▶ _Texte fourni_:
À cette population viennent s’ajouter les candidats scolarisés à l’étranger, hors des établissements préparant au baccalauréat français. Sur 42.537 suivis, 16.502 avaient obtenu une réponse favorable et 2.623 avaient quitté Parcoursup. Cela amène le total des candidats sans proposition à 23.412 dans ce groupe.
En croisant ces données, on obtient un total de 126.652 candidats sans proposition au 11 juillet, ce qui représente près de 14% des 908.974 personnes recensées dans le tableau de bord officiel.
Néanmoins, ce total n’inclut pas l’ensemble des inscrits sur Parcoursup. Le ministère signale que son suivi ne couvre pas les candidats non scolarisés qui reprennent leurs études. Ceux-ci peuvent être orientés vers Parcours+, en lien avec les services de l’emploi et de la formation professionnelle.
Un candidat sans proposition peut néanmoins avoir un projet
Il convient d’interpréter le chiffre de 126.652 avec précaution : il représente les candidats n’ayant reçu aucune proposition dans le périmètre statistique, après avoir soustrait ceux qui ont quitté officiellement la plateforme.
Ce chiffre ne permet pas de déterminer combien de personnes se présenteront à la rentrée sans formation. Certains candidats peuvent avoir un projet en dehors de Parcoursup, comme intégrer des écoles avec un recrutement direct, suivre des études à l’étranger, participer à un service civique ou entrer sur le marché du travail avec une formation qui ne figure pas sur la plateforme.
D’autres utilisent Parcoursup comme une mesure de sécurité, par exemple, des étudiants déjà inscrits dans l’enseignement supérieur qui attendent leurs résultats pour décider de poursuivre ou de changer de voie.
La campagne 2026 a également vu une augmentation du nombre de candidatures. Cette tendance est observable tant chez les terminales que parmi les étudiants en réorientation, qui sont aujourd’hui plus de 206.000 dans le tableau de bord de la phase d’admission. Cela complexifie la compréhension d’un dispositif traditionnellement décrit uniquement sous l’angle des nouveaux bacheliers accédant à l’enseignement supérieur.
Parcoursup gère désormais non seulement le passage du lycée à l’université ou aux filières sélectives, mais aussi un volume croissant de réorientations, de reprises de parcours et de candidatures internationales.
Les rectorats peuvent intervenir jusqu’à la fin de la procédure
Pour les candidats sans formation à l’issue de la phase complémentaire, un second dispositif est accessible : la commission d’accès à l’enseignement supérieur, ou CAES.

▶ _À faire_:
a. Recopiez, s'il vous plaît, le passage du texte sur Parcoursup qui commence par les mots contenant "Néanmoins, ce total" et se termine par "la formation professionnelle.".
b. D'après le texte sur Parcoursup, combien de candidats étaient sans proposition au 11 juillet ?

▶ _Données fournies_:
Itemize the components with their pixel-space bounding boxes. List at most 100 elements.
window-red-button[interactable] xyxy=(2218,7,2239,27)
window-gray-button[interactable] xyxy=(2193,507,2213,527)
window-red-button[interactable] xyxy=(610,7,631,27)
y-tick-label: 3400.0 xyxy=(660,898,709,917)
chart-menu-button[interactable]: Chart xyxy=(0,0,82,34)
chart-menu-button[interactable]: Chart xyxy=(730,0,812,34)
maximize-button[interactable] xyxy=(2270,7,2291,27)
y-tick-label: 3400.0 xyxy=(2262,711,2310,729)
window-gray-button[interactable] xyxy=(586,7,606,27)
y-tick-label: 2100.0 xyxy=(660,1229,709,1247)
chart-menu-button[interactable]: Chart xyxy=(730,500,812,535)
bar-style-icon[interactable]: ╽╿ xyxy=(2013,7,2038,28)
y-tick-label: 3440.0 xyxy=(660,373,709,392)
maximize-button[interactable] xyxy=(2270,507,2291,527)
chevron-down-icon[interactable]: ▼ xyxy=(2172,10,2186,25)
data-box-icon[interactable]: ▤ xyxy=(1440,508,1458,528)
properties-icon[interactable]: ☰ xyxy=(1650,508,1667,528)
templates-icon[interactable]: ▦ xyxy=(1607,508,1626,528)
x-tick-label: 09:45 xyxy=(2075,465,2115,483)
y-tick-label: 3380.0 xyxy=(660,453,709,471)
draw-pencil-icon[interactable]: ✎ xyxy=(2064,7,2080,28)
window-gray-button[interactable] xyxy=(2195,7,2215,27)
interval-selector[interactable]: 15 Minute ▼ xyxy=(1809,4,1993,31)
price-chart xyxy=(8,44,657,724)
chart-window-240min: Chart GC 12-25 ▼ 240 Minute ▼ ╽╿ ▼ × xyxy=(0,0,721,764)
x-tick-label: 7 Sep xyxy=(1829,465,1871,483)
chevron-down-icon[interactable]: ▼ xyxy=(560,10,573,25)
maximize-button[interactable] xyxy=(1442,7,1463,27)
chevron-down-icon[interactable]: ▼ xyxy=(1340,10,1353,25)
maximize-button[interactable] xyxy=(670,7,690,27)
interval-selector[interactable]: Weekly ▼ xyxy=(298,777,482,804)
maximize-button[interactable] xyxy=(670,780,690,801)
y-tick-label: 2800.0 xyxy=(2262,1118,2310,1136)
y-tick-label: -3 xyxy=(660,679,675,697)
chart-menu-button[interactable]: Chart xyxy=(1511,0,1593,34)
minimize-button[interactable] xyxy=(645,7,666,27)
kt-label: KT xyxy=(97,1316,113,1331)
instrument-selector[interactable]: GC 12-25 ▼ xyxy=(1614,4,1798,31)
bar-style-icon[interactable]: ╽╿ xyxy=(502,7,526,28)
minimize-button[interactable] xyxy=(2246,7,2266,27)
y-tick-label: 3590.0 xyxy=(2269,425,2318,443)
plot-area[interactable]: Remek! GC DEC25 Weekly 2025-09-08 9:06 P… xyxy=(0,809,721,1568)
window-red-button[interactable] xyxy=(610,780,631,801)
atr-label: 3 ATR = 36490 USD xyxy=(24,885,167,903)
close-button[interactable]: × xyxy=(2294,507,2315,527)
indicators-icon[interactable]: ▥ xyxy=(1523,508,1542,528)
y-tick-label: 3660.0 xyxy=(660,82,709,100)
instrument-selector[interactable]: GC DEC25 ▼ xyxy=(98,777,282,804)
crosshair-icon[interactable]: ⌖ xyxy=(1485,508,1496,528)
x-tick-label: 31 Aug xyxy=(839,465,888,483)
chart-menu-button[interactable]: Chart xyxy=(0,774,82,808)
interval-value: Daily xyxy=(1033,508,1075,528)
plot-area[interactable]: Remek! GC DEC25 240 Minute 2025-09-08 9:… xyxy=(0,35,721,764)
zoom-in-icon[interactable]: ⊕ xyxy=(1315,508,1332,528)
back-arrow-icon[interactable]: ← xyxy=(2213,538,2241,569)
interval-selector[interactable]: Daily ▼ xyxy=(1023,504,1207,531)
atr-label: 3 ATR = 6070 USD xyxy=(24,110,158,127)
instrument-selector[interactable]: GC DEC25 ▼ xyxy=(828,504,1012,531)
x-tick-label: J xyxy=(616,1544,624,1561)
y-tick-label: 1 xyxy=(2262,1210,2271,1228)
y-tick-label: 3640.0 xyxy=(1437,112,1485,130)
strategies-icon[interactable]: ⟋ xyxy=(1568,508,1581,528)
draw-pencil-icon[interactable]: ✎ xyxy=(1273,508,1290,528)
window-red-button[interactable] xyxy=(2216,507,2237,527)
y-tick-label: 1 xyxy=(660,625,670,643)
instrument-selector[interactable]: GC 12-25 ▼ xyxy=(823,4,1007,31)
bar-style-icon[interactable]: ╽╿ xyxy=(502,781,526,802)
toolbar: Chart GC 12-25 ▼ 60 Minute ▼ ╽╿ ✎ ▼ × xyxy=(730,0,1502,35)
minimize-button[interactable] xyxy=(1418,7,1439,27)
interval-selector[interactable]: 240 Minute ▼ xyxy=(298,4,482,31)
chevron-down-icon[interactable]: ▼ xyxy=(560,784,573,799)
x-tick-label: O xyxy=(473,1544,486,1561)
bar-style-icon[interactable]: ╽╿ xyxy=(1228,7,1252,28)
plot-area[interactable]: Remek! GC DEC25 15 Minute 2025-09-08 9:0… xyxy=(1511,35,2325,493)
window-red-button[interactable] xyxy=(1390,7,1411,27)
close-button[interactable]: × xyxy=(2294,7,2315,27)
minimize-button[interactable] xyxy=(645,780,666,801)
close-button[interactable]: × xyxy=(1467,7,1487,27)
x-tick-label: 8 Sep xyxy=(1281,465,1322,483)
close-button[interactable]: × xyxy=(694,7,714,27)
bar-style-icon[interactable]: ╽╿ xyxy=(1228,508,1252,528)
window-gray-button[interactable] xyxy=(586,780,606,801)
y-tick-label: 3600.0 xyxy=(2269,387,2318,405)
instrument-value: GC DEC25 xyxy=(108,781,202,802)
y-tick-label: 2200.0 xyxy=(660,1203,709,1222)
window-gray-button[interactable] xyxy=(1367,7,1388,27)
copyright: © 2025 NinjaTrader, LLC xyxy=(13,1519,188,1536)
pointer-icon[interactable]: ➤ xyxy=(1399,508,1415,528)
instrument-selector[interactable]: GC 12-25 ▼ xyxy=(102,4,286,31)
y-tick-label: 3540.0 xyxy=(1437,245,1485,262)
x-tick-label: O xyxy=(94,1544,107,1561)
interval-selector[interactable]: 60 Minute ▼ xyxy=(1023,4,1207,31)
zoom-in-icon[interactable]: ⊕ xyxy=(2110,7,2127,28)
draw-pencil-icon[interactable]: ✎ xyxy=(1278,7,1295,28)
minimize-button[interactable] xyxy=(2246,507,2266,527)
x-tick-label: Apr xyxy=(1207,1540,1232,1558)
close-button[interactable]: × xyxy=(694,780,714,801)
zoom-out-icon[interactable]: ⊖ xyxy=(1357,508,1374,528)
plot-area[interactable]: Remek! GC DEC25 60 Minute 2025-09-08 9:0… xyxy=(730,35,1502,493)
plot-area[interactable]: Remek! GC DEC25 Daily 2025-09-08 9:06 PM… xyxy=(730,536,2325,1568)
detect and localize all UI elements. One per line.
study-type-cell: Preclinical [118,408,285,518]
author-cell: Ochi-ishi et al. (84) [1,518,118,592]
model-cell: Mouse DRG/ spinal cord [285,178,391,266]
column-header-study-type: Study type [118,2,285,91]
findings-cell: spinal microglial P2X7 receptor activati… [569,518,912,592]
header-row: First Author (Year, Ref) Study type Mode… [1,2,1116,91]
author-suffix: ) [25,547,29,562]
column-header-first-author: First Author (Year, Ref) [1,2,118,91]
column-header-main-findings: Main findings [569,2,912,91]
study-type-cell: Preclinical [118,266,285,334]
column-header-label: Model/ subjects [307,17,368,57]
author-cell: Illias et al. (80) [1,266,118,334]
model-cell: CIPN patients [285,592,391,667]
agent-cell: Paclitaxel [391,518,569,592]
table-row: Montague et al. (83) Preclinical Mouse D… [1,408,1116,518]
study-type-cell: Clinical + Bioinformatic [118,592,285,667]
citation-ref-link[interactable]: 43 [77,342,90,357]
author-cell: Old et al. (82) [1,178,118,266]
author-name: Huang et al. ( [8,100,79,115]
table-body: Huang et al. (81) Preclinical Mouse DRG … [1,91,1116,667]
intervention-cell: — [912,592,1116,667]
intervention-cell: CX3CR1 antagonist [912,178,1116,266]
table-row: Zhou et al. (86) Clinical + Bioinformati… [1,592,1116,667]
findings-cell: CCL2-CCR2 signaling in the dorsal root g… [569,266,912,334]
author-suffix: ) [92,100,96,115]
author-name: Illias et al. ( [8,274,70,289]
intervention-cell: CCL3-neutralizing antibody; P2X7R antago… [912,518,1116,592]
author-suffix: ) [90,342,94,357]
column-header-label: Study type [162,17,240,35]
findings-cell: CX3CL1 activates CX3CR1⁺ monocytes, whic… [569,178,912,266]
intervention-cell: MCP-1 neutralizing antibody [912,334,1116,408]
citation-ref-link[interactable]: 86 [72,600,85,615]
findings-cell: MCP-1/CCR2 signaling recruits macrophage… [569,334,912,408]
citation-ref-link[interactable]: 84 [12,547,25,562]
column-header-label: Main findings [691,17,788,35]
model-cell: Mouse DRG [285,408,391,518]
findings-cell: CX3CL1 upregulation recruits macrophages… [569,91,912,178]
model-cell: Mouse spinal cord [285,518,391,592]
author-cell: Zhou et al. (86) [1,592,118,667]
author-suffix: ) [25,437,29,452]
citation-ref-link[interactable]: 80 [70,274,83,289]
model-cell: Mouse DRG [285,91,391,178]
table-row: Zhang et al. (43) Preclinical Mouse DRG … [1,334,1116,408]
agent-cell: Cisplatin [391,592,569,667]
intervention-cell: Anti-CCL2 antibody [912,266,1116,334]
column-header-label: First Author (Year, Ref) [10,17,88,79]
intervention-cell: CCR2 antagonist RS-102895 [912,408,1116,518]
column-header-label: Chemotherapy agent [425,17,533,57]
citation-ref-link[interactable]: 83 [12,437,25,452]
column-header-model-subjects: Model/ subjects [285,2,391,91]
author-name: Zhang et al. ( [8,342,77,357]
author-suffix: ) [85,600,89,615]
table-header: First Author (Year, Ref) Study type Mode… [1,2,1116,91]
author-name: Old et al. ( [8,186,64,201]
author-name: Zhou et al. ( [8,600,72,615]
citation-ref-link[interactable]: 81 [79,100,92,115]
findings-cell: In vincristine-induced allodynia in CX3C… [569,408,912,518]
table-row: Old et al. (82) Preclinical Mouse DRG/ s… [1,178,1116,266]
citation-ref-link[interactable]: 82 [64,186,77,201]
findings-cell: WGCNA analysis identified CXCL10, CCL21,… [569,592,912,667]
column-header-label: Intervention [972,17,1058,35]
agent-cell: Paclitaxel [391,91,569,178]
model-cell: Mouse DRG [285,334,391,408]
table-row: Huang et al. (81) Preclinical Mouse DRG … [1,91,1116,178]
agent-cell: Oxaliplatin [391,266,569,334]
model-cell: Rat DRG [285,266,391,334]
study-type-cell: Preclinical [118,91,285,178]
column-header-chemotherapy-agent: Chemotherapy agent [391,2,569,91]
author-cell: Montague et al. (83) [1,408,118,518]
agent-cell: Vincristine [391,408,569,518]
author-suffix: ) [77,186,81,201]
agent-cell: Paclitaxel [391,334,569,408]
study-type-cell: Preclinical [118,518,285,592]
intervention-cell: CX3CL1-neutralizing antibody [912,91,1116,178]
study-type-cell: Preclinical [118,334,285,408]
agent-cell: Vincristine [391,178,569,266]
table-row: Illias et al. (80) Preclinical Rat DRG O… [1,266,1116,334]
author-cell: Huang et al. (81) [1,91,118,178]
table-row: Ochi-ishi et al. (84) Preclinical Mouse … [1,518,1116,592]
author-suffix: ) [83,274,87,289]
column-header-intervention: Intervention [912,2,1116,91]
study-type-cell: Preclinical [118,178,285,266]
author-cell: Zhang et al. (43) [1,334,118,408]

▶ _Résultats_:
a.
Néanmoins, ce total n’inclut pas l’ensemble des inscrits sur Parcoursup. Le ministère signale que son suivi ne couvre pas les candidats non scolarisés qui reprennent leurs études. Ceux-ci peuvent être orientés vers Parcours+, en lien avec les services de l’emploi et de la formation professionnelle.

b. 126.652 candidats